[Rows from a dataset]

____

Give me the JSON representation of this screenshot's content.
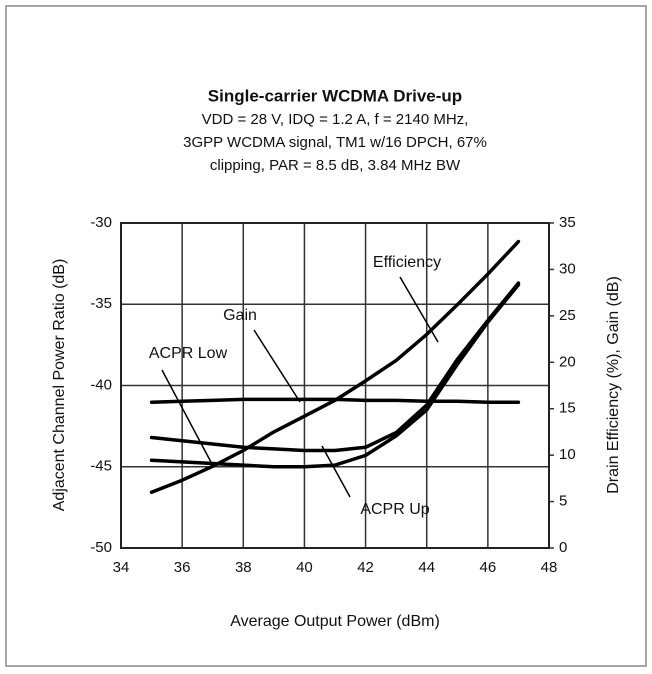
{
  "chart_data": {
    "type": "line",
    "title": "Single-carrier WCDMA Drive-up",
    "subtitle": [
      "VDD = 28 V, IDQ = 1.2 A, f = 2140 MHz,",
      "3GPP WCDMA signal, TM1 w/16 DPCH, 67%",
      "clipping, PAR = 8.5 dB, 3.84 MHz BW"
    ],
    "x_label": "Average Output Power (dBm)",
    "y_label": "Adjacent Channel Power Ratio (dB)",
    "y2_label": "Drain Efficiency (%), Gain (dB)",
    "x": [
      35,
      36,
      37,
      38,
      39,
      40,
      41,
      42,
      43,
      44,
      45,
      46,
      47
    ],
    "xlim": [
      34,
      48
    ],
    "xticks": [
      34,
      36,
      38,
      40,
      42,
      44,
      46,
      48
    ],
    "ylim": [
      -50,
      -30
    ],
    "yticks": [
      -50,
      -45,
      -40,
      -35,
      -30
    ],
    "y2lim": [
      0,
      35
    ],
    "y2ticks": [
      0,
      5,
      10,
      15,
      20,
      25,
      30,
      35
    ],
    "grid": true,
    "series": [
      {
        "name": "Efficiency",
        "color": "#000000",
        "axis": "y2",
        "values": [
          6.0,
          7.3,
          8.8,
          10.5,
          12.5,
          14.2,
          15.9,
          18.0,
          20.2,
          23.0,
          26.2,
          29.5,
          33.0
        ]
      },
      {
        "name": "Gain",
        "color": "#000000",
        "axis": "y2",
        "values": [
          15.7,
          15.8,
          15.9,
          16.0,
          16.0,
          16.0,
          16.0,
          15.9,
          15.9,
          15.8,
          15.8,
          15.7,
          15.7
        ]
      },
      {
        "name": "ACPR Low",
        "color": "#000000",
        "values": [
          -43.2,
          -43.4,
          -43.6,
          -43.8,
          -43.9,
          -44.0,
          -44.0,
          -43.8,
          -42.9,
          -41.2,
          -38.4,
          -36.0,
          -33.7
        ]
      },
      {
        "name": "ACPR Up",
        "color": "#000000",
        "values": [
          -44.6,
          -44.7,
          -44.8,
          -44.9,
          -45.0,
          -45.0,
          -44.9,
          -44.3,
          -43.1,
          -41.5,
          -38.7,
          -36.1,
          -33.8
        ]
      }
    ]
  }
}
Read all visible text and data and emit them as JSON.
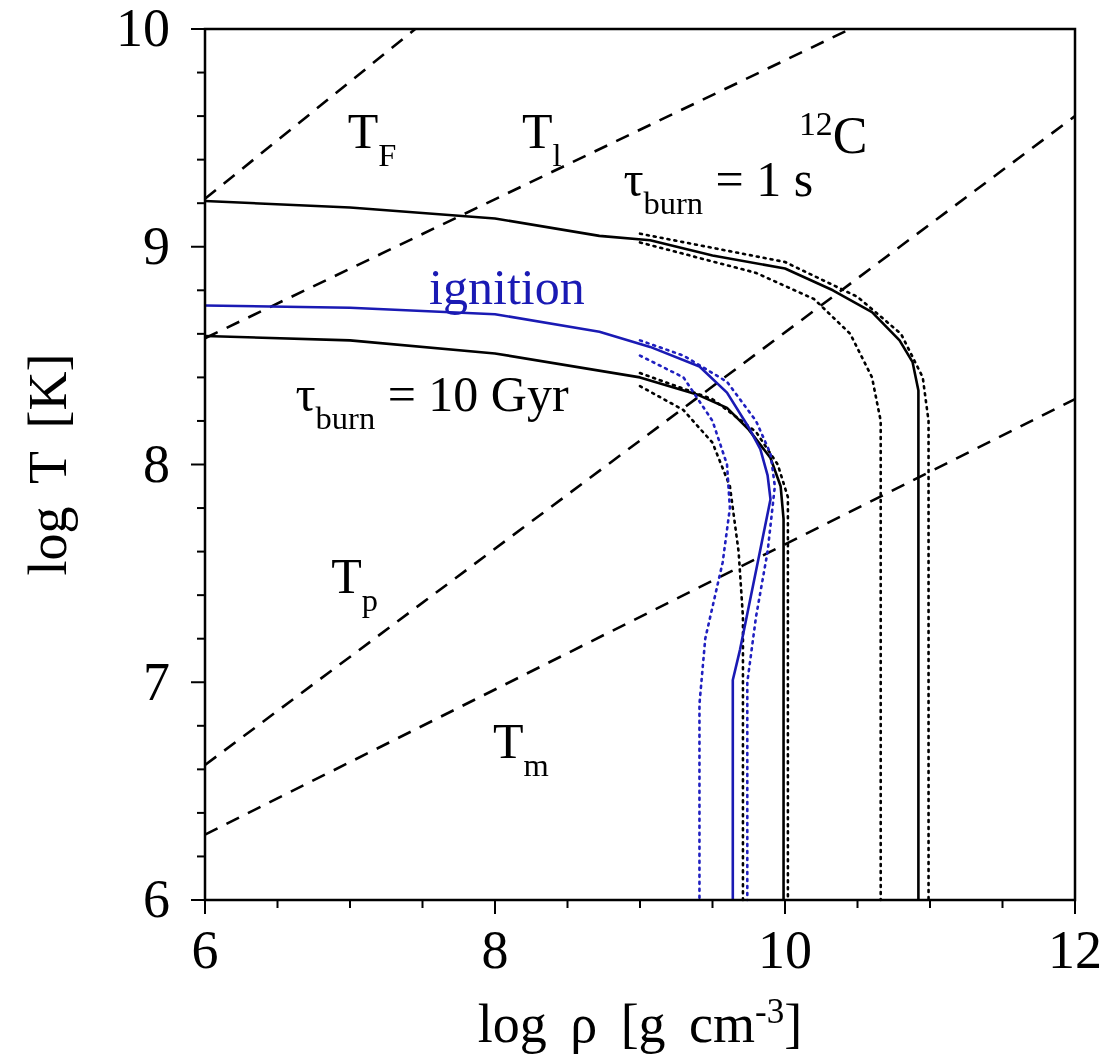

____

What is needed
Take each line containing the string "WCDMA" and copy it out.

Response below
    "title": "Single-carrier WCDMA Drive-up",
      "3GPP WCDMA signal, TM1 w/16 DPCH, 67%",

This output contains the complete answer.